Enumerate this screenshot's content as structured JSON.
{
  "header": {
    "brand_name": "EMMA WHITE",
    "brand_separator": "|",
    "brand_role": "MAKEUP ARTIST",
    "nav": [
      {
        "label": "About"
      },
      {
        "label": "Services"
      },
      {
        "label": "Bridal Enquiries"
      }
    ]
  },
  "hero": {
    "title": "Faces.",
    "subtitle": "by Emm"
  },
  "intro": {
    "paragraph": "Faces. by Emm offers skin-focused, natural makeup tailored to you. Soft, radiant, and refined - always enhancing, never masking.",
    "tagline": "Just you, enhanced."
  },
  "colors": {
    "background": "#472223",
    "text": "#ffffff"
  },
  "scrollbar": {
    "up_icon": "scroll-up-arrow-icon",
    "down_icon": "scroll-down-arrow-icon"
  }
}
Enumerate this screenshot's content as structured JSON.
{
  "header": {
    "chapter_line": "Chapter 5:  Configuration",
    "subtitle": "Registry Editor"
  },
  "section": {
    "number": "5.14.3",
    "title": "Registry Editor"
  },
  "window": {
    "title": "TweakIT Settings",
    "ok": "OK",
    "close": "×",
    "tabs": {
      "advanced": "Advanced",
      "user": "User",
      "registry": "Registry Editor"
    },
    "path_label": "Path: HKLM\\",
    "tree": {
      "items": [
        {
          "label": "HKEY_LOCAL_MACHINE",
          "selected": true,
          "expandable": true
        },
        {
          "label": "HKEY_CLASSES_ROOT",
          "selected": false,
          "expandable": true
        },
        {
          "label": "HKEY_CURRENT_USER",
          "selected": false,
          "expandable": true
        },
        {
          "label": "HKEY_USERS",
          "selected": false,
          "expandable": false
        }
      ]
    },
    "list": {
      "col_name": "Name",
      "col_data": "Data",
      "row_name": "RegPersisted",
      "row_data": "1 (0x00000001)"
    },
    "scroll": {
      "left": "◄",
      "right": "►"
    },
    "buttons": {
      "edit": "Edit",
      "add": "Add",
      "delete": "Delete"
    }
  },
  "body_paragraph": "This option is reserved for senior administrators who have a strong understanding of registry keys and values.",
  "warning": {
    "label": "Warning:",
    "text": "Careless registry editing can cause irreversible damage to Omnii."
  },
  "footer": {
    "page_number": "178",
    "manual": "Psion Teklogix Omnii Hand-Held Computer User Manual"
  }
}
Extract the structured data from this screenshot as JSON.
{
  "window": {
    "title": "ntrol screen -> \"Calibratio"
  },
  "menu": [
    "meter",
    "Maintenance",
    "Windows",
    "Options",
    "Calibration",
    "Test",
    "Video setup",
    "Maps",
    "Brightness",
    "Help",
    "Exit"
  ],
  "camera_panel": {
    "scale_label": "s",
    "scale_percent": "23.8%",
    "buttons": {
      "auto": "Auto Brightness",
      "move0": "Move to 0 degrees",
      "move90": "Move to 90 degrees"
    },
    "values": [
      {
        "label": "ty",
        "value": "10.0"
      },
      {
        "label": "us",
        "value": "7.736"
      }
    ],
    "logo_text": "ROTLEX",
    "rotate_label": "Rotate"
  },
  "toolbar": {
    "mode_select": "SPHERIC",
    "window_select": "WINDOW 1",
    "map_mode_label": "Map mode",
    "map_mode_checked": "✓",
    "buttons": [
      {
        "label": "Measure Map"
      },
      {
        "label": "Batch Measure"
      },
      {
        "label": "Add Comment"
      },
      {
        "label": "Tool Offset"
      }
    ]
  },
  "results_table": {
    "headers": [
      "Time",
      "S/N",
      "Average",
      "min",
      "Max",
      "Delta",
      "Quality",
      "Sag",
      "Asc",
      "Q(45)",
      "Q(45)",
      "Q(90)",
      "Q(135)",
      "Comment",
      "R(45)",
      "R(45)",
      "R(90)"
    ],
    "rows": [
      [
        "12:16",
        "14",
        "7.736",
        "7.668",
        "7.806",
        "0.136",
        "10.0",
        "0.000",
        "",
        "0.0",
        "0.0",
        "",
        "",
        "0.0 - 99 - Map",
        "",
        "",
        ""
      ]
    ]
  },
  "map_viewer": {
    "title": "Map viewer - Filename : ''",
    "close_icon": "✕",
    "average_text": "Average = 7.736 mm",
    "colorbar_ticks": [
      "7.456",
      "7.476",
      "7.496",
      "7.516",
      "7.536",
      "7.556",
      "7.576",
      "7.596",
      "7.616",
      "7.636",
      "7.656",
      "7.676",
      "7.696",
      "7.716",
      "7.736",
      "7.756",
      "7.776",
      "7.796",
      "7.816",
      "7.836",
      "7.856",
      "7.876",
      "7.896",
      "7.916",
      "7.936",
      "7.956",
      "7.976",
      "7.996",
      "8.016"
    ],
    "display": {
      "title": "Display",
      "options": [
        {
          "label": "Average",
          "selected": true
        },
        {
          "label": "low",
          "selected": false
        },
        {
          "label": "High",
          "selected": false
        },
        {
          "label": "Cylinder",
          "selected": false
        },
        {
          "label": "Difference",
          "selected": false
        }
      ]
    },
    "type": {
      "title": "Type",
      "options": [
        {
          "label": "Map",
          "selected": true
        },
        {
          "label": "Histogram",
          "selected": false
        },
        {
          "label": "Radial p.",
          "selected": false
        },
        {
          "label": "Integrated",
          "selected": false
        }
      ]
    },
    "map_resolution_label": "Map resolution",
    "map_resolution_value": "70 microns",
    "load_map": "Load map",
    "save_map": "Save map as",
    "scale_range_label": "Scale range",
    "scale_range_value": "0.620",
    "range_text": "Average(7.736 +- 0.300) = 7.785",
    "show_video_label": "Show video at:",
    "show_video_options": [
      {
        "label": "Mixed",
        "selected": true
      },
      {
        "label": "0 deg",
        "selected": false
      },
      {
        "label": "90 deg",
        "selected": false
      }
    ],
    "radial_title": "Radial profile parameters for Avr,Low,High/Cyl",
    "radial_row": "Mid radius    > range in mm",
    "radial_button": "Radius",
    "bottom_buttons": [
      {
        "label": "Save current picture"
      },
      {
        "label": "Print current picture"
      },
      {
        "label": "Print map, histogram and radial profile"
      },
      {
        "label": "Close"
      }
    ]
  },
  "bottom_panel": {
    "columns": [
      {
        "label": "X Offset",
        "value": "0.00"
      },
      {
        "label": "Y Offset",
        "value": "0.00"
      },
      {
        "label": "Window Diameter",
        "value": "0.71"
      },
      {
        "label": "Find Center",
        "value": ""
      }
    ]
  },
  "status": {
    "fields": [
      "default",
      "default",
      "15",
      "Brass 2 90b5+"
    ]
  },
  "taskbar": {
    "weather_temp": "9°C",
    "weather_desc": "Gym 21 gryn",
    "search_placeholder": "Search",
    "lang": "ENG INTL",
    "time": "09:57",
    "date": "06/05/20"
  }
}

Task description: Write out all of the records once more, exactly.

Complete output:
Enumerate this screenshot's content as structured JSON.
{
  "header": {
    "brand_name": "EMMA WHITE",
    "brand_separator": "|",
    "brand_role": "MAKEUP ARTIST",
    "nav": [
      {
        "label": "About"
      },
      {
        "label": "Services"
      },
      {
        "label": "Bridal Enquiries"
      }
    ]
  },
  "hero": {
    "title": "Faces.",
    "subtitle": "by Emm"
  },
  "intro": {
    "paragraph": "Faces. by Emm offers skin-focused, natural makeup tailored to you. Soft, radiant, and refined - always enhancing, never masking.",
    "tagline": "Just you, enhanced."
  },
  "colors": {
    "background": "#472223",
    "text": "#ffffff"
  },
  "scrollbar": {
    "up_icon": "scroll-up-arrow-icon",
    "down_icon": "scroll-down-arrow-icon"
  }
}
Enumerate this screenshot's content as structured JSON.
{
  "header": {
    "chapter_line": "Chapter 5:  Configuration",
    "subtitle": "Registry Editor"
  },
  "section": {
    "number": "5.14.3",
    "title": "Registry Editor"
  },
  "window": {
    "title": "TweakIT Settings",
    "ok": "OK",
    "close": "×",
    "tabs": {
      "advanced": "Advanced",
      "user": "User",
      "registry": "Registry Editor"
    },
    "path_label": "Path: HKLM\\",
    "tree": {
      "items": [
        {
          "label": "HKEY_LOCAL_MACHINE",
          "selected": true,
          "expandable": true
        },
        {
          "label": "HKEY_CLASSES_ROOT",
          "selected": false,
          "expandable": true
        },
        {
          "label": "HKEY_CURRENT_USER",
          "selected": false,
          "expandable": true
        },
        {
          "label": "HKEY_USERS",
          "selected": false,
          "expandable": false
        }
      ]
    },
    "list": {
      "col_name": "Name",
      "col_data": "Data",
      "row_name": "RegPersisted",
      "row_data": "1 (0x00000001)"
    },
    "scroll": {
      "left": "◄",
      "right": "►"
    },
    "buttons": {
      "edit": "Edit",
      "add": "Add",
      "delete": "Delete"
    }
  },
  "body_paragraph": "This option is reserved for senior administrators who have a strong understanding of registry keys and values.",
  "warning": {
    "label": "Warning:",
    "text": "Careless registry editing can cause irreversible damage to Omnii."
  },
  "footer": {
    "page_number": "178",
    "manual": "Psion Teklogix Omnii Hand-Held Computer User Manual"
  }
}
Extract the structured data from this screenshot as JSON.
{
  "window": {
    "title": "ntrol screen -> \"Calibratio"
  },
  "menu": [
    "meter",
    "Maintenance",
    "Windows",
    "Options",
    "Calibration",
    "Test",
    "Video setup",
    "Maps",
    "Brightness",
    "Help",
    "Exit"
  ],
  "camera_panel": {
    "scale_label": "s",
    "scale_percent": "23.8%",
    "buttons": {
      "auto": "Auto Brightness",
      "move0": "Move to 0 degrees",
      "move90": "Move to 90 degrees"
    },
    "values": [
      {
        "label": "ty",
        "value": "10.0"
      },
      {
        "label": "us",
        "value": "7.736"
      }
    ],
    "logo_text": "ROTLEX",
    "rotate_label": "Rotate"
  },
  "toolbar": {
    "mode_select": "SPHERIC",
    "window_select": "WINDOW 1",
    "map_mode_label": "Map mode",
    "map_mode_checked": "✓",
    "buttons": [
      {
        "label": "Measure Map"
      },
      {
        "label": "Batch Measure"
      },
      {
        "label": "Add Comment"
      },
      {
        "label": "Tool Offset"
      }
    ]
  },
  "results_table": {
    "headers": [
      "Time",
      "S/N",
      "Average",
      "min",
      "Max",
      "Delta",
      "Quality",
      "Sag",
      "Asc",
      "Q(45)",
      "Q(45)",
      "Q(90)",
      "Q(135)",
      "Comment",
      "R(45)",
      "R(45)",
      "R(90)"
    ],
    "rows": [
      [
        "12:16",
        "14",
        "7.736",
        "7.668",
        "7.806",
        "0.136",
        "10.0",
        "0.000",
        "",
        "0.0",
        "0.0",
        "",
        "",
        "0.0 - 99 - Map",
        "",
        "",
        ""
      ]
    ]
  },
  "map_viewer": {
    "title": "Map viewer - Filename : ''",
    "close_icon": "✕",
    "average_text": "Average = 7.736 mm",
    "colorbar_ticks": [
      "7.456",
      "7.476",
      "7.496",
      "7.516",
      "7.536",
      "7.556",
      "7.576",
      "7.596",
      "7.616",
      "7.636",
      "7.656",
      "7.676",
      "7.696",
      "7.716",
      "7.736",
      "7.756",
      "7.776",
      "7.796",
      "7.816",
      "7.836",
      "7.856",
      "7.876",
      "7.896",
      "7.916",
      "7.936",
      "7.956",
      "7.976",
      "7.996",
      "8.016"
    ],
    "display": {
      "title": "Display",
      "options": [
        {
          "label": "Average",
          "selected": true
        },
        {
          "label": "low",
          "selected": false
        },
        {
          "label": "High",
          "selected": false
        },
        {
          "label": "Cylinder",
          "selected": false
        },
        {
          "label": "Difference",
          "selected": false
        }
      ]
    },
    "type": {
      "title": "Type",
      "options": [
        {
          "label": "Map",
          "selected": true
        },
        {
          "label": "Histogram",
          "selected": false
        },
        {
          "label": "Radial p.",
          "selected": false
        },
        {
          "label": "Integrated",
          "selected": false
        }
      ]
    },
    "map_resolution_label": "Map resolution",
    "map_resolution_value": "70 microns",
    "load_map": "Load map",
    "save_map": "Save map as",
    "scale_range_label": "Scale range",
    "scale_range_value": "0.620",
    "range_text": "Average(7.736 +- 0.300) = 7.785",
    "show_video_label": "Show video at:",
    "show_video_options": [
      {
        "label": "Mixed",
        "selected": true
      },
      {
        "label": "0 deg",
        "selected": false
      },
      {
        "label": "90 deg",
        "selected": false
      }
    ],
    "radial_title": "Radial profile parameters for Avr,Low,High/Cyl",
    "radial_row": "Mid radius    > range in mm",
    "radial_button": "Radius",
    "bottom_buttons": [
      {
        "label": "Save current picture"
      },
      {
        "label": "Print current picture"
      },
      {
        "label": "Print map, histogram and radial profile"
      },
      {
        "label": "Close"
      }
    ]
  },
  "bottom_panel": {
    "columns": [
      {
        "label": "X Offset",
        "value": "0.00"
      },
      {
        "label": "Y Offset",
        "value": "0.00"
      },
      {
        "label": "Window Diameter",
        "value": "0.71"
      },
      {
        "label": "Find Center",
        "value": ""
      }
    ]
  },
  "status": {
    "fields": [
      "default",
      "default",
      "15",
      "Brass 2 90b5+"
    ]
  },
  "taskbar": {
    "weather_temp": "9°C",
    "weather_desc": "Gym 21 gryn",
    "search_placeholder": "Search",
    "lang": "ENG INTL",
    "time": "09:57",
    "date": "06/05/20"
  }
}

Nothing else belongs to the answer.